Goal of the exercise>
Pick out the lines below that contain the string "this" and copy them all.

Records for the exercise>

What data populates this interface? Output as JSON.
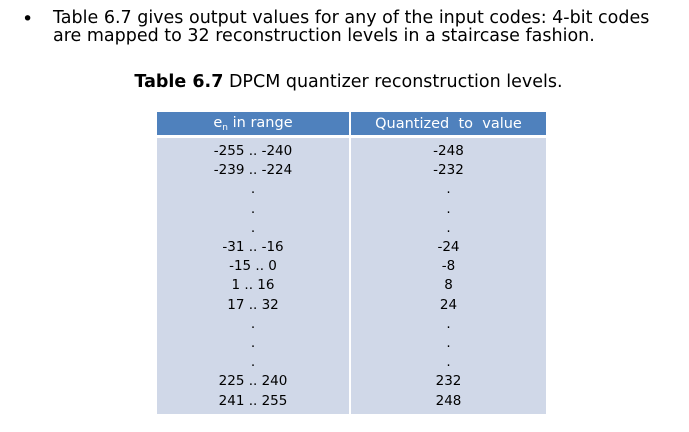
{
  "bullet": {
    "mark": "•",
    "line1": "Table 6.7 gives output values for any of the input codes: 4-bit codes",
    "line2": "are mapped to 32 reconstruction levels in a staircase fashion."
  },
  "caption": {
    "label": "Table 6.7",
    "text": " DPCM quantizer reconstruction levels."
  },
  "table": {
    "header": {
      "col1_main": "e",
      "col1_sub": "n",
      "col1_rest": " in range",
      "col2": "Quantized  to  value"
    },
    "rows": [
      {
        "range": "-255 .. -240",
        "value": "-248"
      },
      {
        "range": "-239 .. -224",
        "value": "-232"
      },
      {
        "range": ".",
        "value": "."
      },
      {
        "range": ".",
        "value": "."
      },
      {
        "range": ".",
        "value": "."
      },
      {
        "range": "-31 .. -16",
        "value": "-24"
      },
      {
        "range": "-15 .. 0",
        "value": "-8"
      },
      {
        "range": "1 .. 16",
        "value": "8"
      },
      {
        "range": "17 .. 32",
        "value": "24"
      },
      {
        "range": ".",
        "value": "."
      },
      {
        "range": ".",
        "value": "."
      },
      {
        "range": ".",
        "value": "."
      },
      {
        "range": "225 .. 240",
        "value": "232"
      },
      {
        "range": "241 .. 255",
        "value": "248"
      }
    ]
  }
}
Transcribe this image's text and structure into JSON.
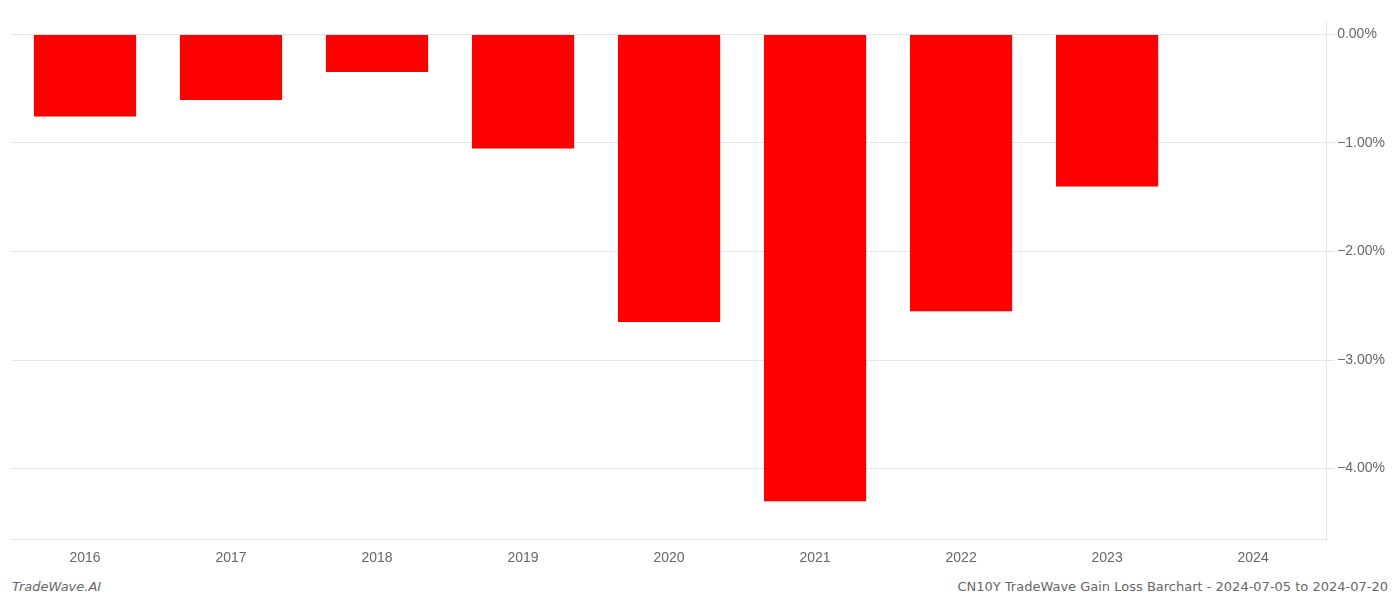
{
  "chart_data": {
    "type": "bar",
    "categories": [
      "2016",
      "2017",
      "2018",
      "2019",
      "2020",
      "2021",
      "2022",
      "2023",
      "2024"
    ],
    "values": [
      -0.755,
      -0.605,
      -0.345,
      -1.05,
      -2.65,
      -4.3,
      -2.55,
      -1.4,
      null
    ],
    "color": "#ff0000",
    "ylim": [
      -4.65,
      0.12
    ],
    "yticks": [
      {
        "value": 0.0,
        "label": "0.00%"
      },
      {
        "value": -1.0,
        "label": "−1.00%"
      },
      {
        "value": -2.0,
        "label": "−2.00%"
      },
      {
        "value": -3.0,
        "label": "−3.00%"
      },
      {
        "value": -4.0,
        "label": "−4.00%"
      }
    ],
    "grid": true,
    "annotations": [
      "TradeWave.AI",
      "CN10Y TradeWave Gain Loss Barchart - 2024-07-05 to 2024-07-20"
    ]
  }
}
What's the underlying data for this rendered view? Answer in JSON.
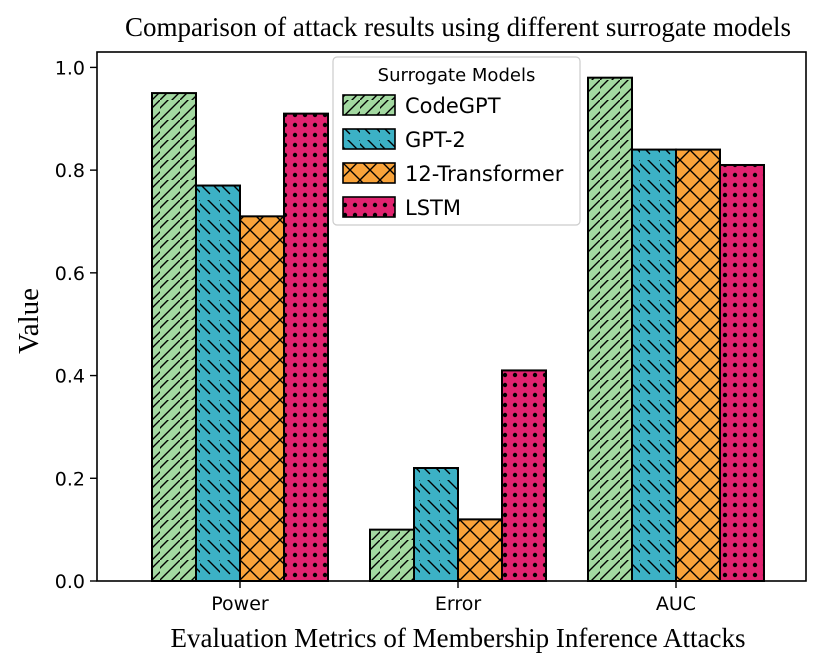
{
  "chart_data": {
    "type": "bar",
    "title": "Comparison of attack results using different surrogate models",
    "xlabel": "Evaluation Metrics of Membership Inference Attacks",
    "ylabel": "Value",
    "categories": [
      "Power",
      "Error",
      "AUC"
    ],
    "ylim": [
      0,
      1.03
    ],
    "yticks": [
      "0.0",
      "0.2",
      "0.4",
      "0.6",
      "0.8",
      "1.0"
    ],
    "grid": false,
    "legend": {
      "title": "Surrogate Models",
      "placement": "top-center"
    },
    "series": [
      {
        "name": "CodeGPT",
        "values": [
          0.95,
          0.1,
          0.98
        ],
        "color": "#a3d9a1",
        "hatch": "forward-diagonal"
      },
      {
        "name": "GPT-2",
        "values": [
          0.77,
          0.22,
          0.84
        ],
        "color": "#3cb1c5",
        "hatch": "backward-diagonal"
      },
      {
        "name": "12-Transformer",
        "values": [
          0.71,
          0.12,
          0.84
        ],
        "color": "#f9a33a",
        "hatch": "crosshatch"
      },
      {
        "name": "LSTM",
        "values": [
          0.91,
          0.41,
          0.81
        ],
        "color": "#e0236f",
        "hatch": "dots"
      }
    ]
  }
}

Exercise solution>
What data populates this interface? Output as JSON.
Transcribe this image's text and structure into JSON.
What's the underlying data for this rendered view? Answer in JSON.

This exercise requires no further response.